◆ **What is required**
From the entries that follow, list every line in which the string "white" appears.

------ Input rows ------

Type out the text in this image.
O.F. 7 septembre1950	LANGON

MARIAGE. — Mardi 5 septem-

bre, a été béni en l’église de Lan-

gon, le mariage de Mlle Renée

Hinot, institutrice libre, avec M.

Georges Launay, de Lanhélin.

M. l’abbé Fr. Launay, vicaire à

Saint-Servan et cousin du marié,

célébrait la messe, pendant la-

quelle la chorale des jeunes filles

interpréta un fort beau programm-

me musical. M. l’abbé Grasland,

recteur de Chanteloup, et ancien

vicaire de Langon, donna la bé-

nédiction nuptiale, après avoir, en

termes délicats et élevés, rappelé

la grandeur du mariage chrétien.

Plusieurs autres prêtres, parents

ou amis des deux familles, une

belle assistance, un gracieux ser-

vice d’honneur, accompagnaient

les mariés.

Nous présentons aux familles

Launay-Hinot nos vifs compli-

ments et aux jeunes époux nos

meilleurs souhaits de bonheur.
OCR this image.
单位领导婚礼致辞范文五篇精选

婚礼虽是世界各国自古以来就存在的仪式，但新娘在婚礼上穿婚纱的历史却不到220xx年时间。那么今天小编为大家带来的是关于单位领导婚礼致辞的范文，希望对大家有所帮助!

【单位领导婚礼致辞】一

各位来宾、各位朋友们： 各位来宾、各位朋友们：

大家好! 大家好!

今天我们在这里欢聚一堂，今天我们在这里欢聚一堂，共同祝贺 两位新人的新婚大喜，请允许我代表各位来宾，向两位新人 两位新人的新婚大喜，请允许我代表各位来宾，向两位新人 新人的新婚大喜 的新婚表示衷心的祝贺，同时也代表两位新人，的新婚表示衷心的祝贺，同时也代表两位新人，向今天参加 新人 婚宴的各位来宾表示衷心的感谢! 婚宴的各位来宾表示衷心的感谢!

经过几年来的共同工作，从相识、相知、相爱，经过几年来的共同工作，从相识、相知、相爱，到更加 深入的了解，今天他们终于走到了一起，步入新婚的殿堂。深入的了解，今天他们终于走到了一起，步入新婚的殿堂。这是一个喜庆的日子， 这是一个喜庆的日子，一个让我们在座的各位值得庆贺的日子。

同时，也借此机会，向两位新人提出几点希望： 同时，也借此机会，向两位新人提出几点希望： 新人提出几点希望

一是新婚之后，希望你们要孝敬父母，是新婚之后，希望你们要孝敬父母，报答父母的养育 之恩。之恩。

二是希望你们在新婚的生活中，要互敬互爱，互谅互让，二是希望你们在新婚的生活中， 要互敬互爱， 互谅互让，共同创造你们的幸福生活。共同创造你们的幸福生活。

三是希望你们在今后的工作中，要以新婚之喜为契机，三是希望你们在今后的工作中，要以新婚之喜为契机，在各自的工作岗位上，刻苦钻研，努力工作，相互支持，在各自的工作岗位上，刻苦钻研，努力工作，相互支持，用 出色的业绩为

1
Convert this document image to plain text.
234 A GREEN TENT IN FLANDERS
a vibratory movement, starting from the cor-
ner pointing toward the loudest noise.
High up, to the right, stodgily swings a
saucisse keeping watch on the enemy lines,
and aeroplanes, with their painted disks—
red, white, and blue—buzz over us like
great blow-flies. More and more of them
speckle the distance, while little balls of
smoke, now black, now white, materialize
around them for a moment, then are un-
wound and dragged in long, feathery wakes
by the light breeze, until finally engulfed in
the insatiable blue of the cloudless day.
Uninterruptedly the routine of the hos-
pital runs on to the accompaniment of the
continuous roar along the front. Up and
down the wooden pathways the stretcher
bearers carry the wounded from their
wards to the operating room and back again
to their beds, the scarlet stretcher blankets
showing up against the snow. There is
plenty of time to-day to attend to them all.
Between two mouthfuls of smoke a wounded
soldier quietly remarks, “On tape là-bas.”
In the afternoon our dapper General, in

------

◆ **Solution**
red, white, and blue—buzz over us like
smoke, now black, now white, materialize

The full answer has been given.